> GIVEN PROBLEM
Write out the records beneath this line exactly as they appear, minus any images.

((

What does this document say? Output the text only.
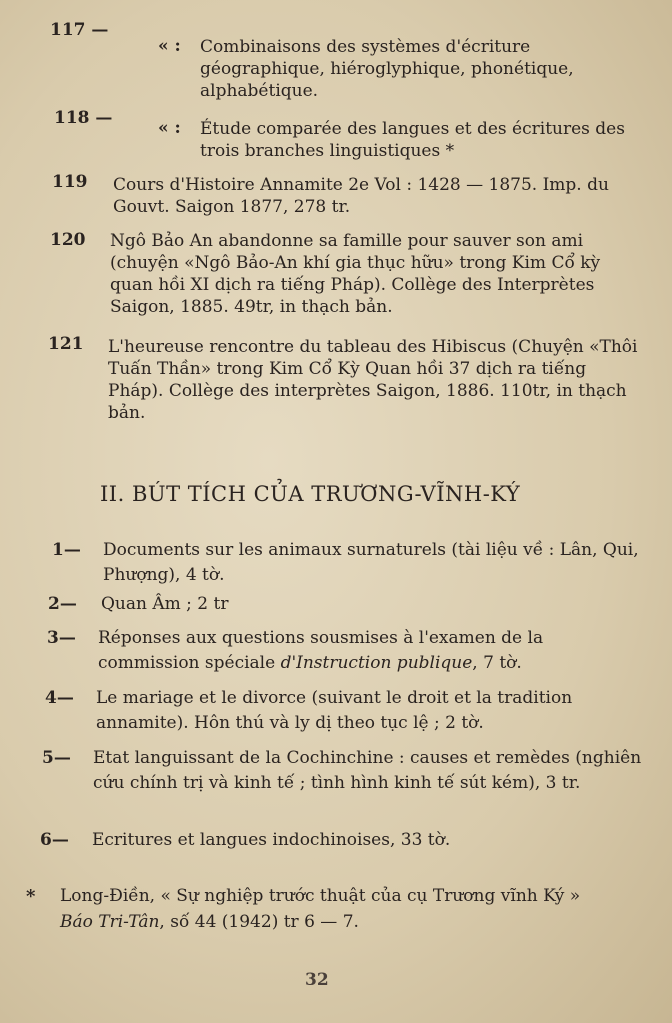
117 —
« : Combinaisons des systèmes d'écriture géographique, hiéroglyphique, phonétique, alphabétique.
118 —	« : Étude comparée des langues et des écritures des trois branches linguistiques *
119 Cours d'Histoire Annamite 2e Vol : 1428 — 1875. Imp. du Gouvt. Saigon 1877, 278 tr.
120 Ngô Bảo An abandonne sa famille pour sauver son ami (chuyện «Ngô Bảo-An khí gia thục hữu» trong Kim Cổ kỳ quan hồi XI dịch ra tiếng Pháp). Collège des Interprètes Saigon, 1885. 49tr, in thạch bản.
121 L'heureuse rencontre du tableau des Hibiscus (Chuyện «Thôi Tuấn Thần» trong Kim Cổ Kỳ Quan hồi 37 dịch ra tiếng Pháp). Collège des interprètes Saigon, 1886. 110tr, in thạch bản.
II. BÚT TÍCH CỦA TRƯƠNG-VĨNH-KÝ
1— Documents sur les animaux surnaturels (tài liệu về : Lân, Qui, Phượng), 4 tờ.
2— Quan Âm ; 2 tr
3— Réponses aux questions sousmises à l'examen de la commission spéciale d'Instruction publique, 7 tờ.
4— Le mariage et le divorce (suivant le droit et la tradition annamite). Hôn thú và ly dị theo tục lệ ; 2 tờ.
5— Etat languissant de la Cochinchine : causes et remèdes (nghiên cứu chính trị và kinh tế ; tình hình kinh tế sút kém), 3 tr.
6— Ecritures et langues indochinoises, 33 tờ.
* Long-Điền, « Sự nghiệp trước thuật của cụ Trương vĩnh Ký »
Báo Tri-Tân, số 44 (1942) tr 6 — 7.
32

))

> THE COMPLETED TASK
What does this document say? Output the text only.
117 —
« : Combinaisons des systèmes d'écriture géographique, hiéroglyphique, phonétique, alphabétique.
118 —	« : Étude comparée des langues et des écritures des trois branches linguistiques *
119 Cours d'Histoire Annamite 2e Vol : 1428 — 1875. Imp. du Gouvt. Saigon 1877, 278 tr.
120 Ngô Bảo An abandonne sa famille pour sauver son ami (chuyện «Ngô Bảo-An khí gia thục hữu» trong Kim Cổ kỳ quan hồi XI dịch ra tiếng Pháp). Collège des Interprètes Saigon, 1885. 49tr, in thạch bản.
121 L'heureuse rencontre du tableau des Hibiscus (Chuyện «Thôi Tuấn Thần» trong Kim Cổ Kỳ Quan hồi 37 dịch ra tiếng Pháp). Collège des interprètes Saigon, 1886. 110tr, in thạch bản.
II. BÚT TÍCH CỦA TRƯƠNG-VĨNH-KÝ
1— Documents sur les animaux surnaturels (tài liệu về : Lân, Qui, Phượng), 4 tờ.
2— Quan Âm ; 2 tr
3— Réponses aux questions sousmises à l'examen de la commission spéciale d'Instruction publique, 7 tờ.
4— Le mariage et le divorce (suivant le droit et la tradition annamite). Hôn thú và ly dị theo tục lệ ; 2 tờ.
5— Etat languissant de la Cochinchine : causes et remèdes (nghiên cứu chính trị và kinh tế ; tình hình kinh tế sút kém), 3 tr.
6— Ecritures et langues indochinoises, 33 tờ.
* Long-Điền, « Sự nghiệp trước thuật của cụ Trương vĩnh Ký »
Báo Tri-Tân, số 44 (1942) tr 6 — 7.
32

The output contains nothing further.